● **Task brief**:
The listing is to be duplicated in full, exactly as written.

*** Opening of Supplied data ***

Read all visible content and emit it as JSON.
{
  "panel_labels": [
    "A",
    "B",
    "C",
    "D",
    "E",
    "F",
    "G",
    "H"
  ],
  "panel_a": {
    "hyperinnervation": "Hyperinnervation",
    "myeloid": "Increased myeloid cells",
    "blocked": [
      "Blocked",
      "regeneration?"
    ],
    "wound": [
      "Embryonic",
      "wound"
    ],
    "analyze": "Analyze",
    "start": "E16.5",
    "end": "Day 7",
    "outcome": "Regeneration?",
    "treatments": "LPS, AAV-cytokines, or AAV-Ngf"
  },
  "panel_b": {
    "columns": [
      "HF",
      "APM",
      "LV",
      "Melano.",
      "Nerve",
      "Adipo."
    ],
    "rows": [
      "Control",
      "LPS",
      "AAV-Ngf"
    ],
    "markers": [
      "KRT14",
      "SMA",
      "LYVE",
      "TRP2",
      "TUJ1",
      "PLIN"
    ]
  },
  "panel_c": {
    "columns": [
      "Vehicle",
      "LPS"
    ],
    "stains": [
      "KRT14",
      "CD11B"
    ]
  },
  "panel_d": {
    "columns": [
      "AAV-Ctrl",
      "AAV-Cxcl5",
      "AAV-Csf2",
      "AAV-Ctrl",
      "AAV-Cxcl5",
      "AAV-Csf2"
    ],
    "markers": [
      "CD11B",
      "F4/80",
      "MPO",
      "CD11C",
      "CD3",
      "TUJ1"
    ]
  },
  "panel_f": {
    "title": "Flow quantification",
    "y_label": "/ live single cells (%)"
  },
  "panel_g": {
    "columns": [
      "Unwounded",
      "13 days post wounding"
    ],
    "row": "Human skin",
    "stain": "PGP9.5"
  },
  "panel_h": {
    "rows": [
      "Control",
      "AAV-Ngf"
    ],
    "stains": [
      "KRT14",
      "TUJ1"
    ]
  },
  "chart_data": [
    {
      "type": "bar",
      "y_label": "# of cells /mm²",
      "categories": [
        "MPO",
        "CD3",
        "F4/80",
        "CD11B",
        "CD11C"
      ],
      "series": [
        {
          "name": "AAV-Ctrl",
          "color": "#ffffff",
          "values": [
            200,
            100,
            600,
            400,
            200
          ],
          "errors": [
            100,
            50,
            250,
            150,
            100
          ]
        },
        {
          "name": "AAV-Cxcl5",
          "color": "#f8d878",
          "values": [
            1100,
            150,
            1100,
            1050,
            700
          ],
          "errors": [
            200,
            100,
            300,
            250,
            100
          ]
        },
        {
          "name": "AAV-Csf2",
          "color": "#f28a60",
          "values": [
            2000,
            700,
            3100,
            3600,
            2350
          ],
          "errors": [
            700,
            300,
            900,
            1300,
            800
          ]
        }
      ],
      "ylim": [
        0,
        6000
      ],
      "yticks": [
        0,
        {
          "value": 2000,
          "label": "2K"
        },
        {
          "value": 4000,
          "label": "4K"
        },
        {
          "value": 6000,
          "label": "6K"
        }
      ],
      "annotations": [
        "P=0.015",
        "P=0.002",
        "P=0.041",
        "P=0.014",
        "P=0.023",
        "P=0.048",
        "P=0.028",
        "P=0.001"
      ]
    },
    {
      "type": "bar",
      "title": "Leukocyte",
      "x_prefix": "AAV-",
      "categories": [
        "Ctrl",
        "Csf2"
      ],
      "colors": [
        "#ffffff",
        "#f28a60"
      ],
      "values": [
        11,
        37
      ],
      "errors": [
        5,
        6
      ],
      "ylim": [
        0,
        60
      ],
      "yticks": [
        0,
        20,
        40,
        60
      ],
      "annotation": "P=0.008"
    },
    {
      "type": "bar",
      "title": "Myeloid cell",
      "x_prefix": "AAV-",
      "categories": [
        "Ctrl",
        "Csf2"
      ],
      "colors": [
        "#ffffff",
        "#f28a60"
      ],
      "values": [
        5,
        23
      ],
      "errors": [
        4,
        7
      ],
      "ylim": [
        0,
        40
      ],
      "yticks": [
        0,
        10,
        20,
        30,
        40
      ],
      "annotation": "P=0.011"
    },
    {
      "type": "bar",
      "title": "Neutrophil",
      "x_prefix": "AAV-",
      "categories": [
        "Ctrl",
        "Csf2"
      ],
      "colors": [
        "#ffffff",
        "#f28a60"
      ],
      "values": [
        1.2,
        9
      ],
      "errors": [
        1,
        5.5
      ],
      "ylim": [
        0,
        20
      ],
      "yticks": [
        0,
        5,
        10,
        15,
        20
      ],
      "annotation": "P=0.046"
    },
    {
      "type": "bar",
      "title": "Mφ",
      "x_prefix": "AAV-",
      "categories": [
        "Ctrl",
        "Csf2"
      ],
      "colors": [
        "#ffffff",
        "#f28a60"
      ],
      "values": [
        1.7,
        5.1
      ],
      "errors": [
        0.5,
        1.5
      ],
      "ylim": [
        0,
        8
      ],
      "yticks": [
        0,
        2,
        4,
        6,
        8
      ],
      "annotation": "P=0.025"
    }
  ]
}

*** Close of Supplied data ***

● **Problem solution**:
Read all visible content and emit it as JSON.
{
  "panel_labels": [
    "A",
    "B",
    "C",
    "D",
    "E",
    "F",
    "G",
    "H"
  ],
  "panel_a": {
    "hyperinnervation": "Hyperinnervation",
    "myeloid": "Increased myeloid cells",
    "blocked": [
      "Blocked",
      "regeneration?"
    ],
    "wound": [
      "Embryonic",
      "wound"
    ],
    "analyze": "Analyze",
    "start": "E16.5",
    "end": "Day 7",
    "outcome": "Regeneration?",
    "treatments": "LPS, AAV-cytokines, or AAV-Ngf"
  },
  "panel_b": {
    "columns": [
      "HF",
      "APM",
      "LV",
      "Melano.",
      "Nerve",
      "Adipo."
    ],
    "rows": [
      "Control",
      "LPS",
      "AAV-Ngf"
    ],
    "markers": [
      "KRT14",
      "SMA",
      "LYVE",
      "TRP2",
      "TUJ1",
      "PLIN"
    ]
  },
  "panel_c": {
    "columns": [
      "Vehicle",
      "LPS"
    ],
    "stains": [
      "KRT14",
      "CD11B"
    ]
  },
  "panel_d": {
    "columns": [
      "AAV-Ctrl",
      "AAV-Cxcl5",
      "AAV-Csf2",
      "AAV-Ctrl",
      "AAV-Cxcl5",
      "AAV-Csf2"
    ],
    "markers": [
      "CD11B",
      "F4/80",
      "MPO",
      "CD11C",
      "CD3",
      "TUJ1"
    ]
  },
  "panel_f": {
    "title": "Flow quantification",
    "y_label": "/ live single cells (%)"
  },
  "panel_g": {
    "columns": [
      "Unwounded",
      "13 days post wounding"
    ],
    "row": "Human skin",
    "stain": "PGP9.5"
  },
  "panel_h": {
    "rows": [
      "Control",
      "AAV-Ngf"
    ],
    "stains": [
      "KRT14",
      "TUJ1"
    ]
  },
  "chart_data": [
    {
      "type": "bar",
      "y_label": "# of cells /mm²",
      "categories": [
        "MPO",
        "CD3",
        "F4/80",
        "CD11B",
        "CD11C"
      ],
      "series": [
        {
          "name": "AAV-Ctrl",
          "color": "#ffffff",
          "values": [
            200,
            100,
            600,
            400,
            200
          ],
          "errors": [
            100,
            50,
            250,
            150,
            100
          ]
        },
        {
          "name": "AAV-Cxcl5",
          "color": "#f8d878",
          "values": [
            1100,
            150,
            1100,
            1050,
            700
          ],
          "errors": [
            200,
            100,
            300,
            250,
            100
          ]
        },
        {
          "name": "AAV-Csf2",
          "color": "#f28a60",
          "values": [
            2000,
            700,
            3100,
            3600,
            2350
          ],
          "errors": [
            700,
            300,
            900,
            1300,
            800
          ]
        }
      ],
      "ylim": [
        0,
        6000
      ],
      "yticks": [
        0,
        {
          "value": 2000,
          "label": "2K"
        },
        {
          "value": 4000,
          "label": "4K"
        },
        {
          "value": 6000,
          "label": "6K"
        }
      ],
      "annotations": [
        "P=0.015",
        "P=0.002",
        "P=0.041",
        "P=0.014",
        "P=0.023",
        "P=0.048",
        "P=0.028",
        "P=0.001"
      ]
    },
    {
      "type": "bar",
      "title": "Leukocyte",
      "x_prefix": "AAV-",
      "categories": [
        "Ctrl",
        "Csf2"
      ],
      "colors": [
        "#ffffff",
        "#f28a60"
      ],
      "values": [
        11,
        37
      ],
      "errors": [
        5,
        6
      ],
      "ylim": [
        0,
        60
      ],
      "yticks": [
        0,
        20,
        40,
        60
      ],
      "annotation": "P=0.008"
    },
    {
      "type": "bar",
      "title": "Myeloid cell",
      "x_prefix": "AAV-",
      "categories": [
        "Ctrl",
        "Csf2"
      ],
      "colors": [
        "#ffffff",
        "#f28a60"
      ],
      "values": [
        5,
        23
      ],
      "errors": [
        4,
        7
      ],
      "ylim": [
        0,
        40
      ],
      "yticks": [
        0,
        10,
        20,
        30,
        40
      ],
      "annotation": "P=0.011"
    },
    {
      "type": "bar",
      "title": "Neutrophil",
      "x_prefix": "AAV-",
      "categories": [
        "Ctrl",
        "Csf2"
      ],
      "colors": [
        "#ffffff",
        "#f28a60"
      ],
      "values": [
        1.2,
        9
      ],
      "errors": [
        1,
        5.5
      ],
      "ylim": [
        0,
        20
      ],
      "yticks": [
        0,
        5,
        10,
        15,
        20
      ],
      "annotation": "P=0.046"
    },
    {
      "type": "bar",
      "title": "Mφ",
      "x_prefix": "AAV-",
      "categories": [
        "Ctrl",
        "Csf2"
      ],
      "colors": [
        "#ffffff",
        "#f28a60"
      ],
      "values": [
        1.7,
        5.1
      ],
      "errors": [
        0.5,
        1.5
      ],
      "ylim": [
        0,
        8
      ],
      "yticks": [
        0,
        2,
        4,
        6,
        8
      ],
      "annotation": "P=0.025"
    }
  ]
}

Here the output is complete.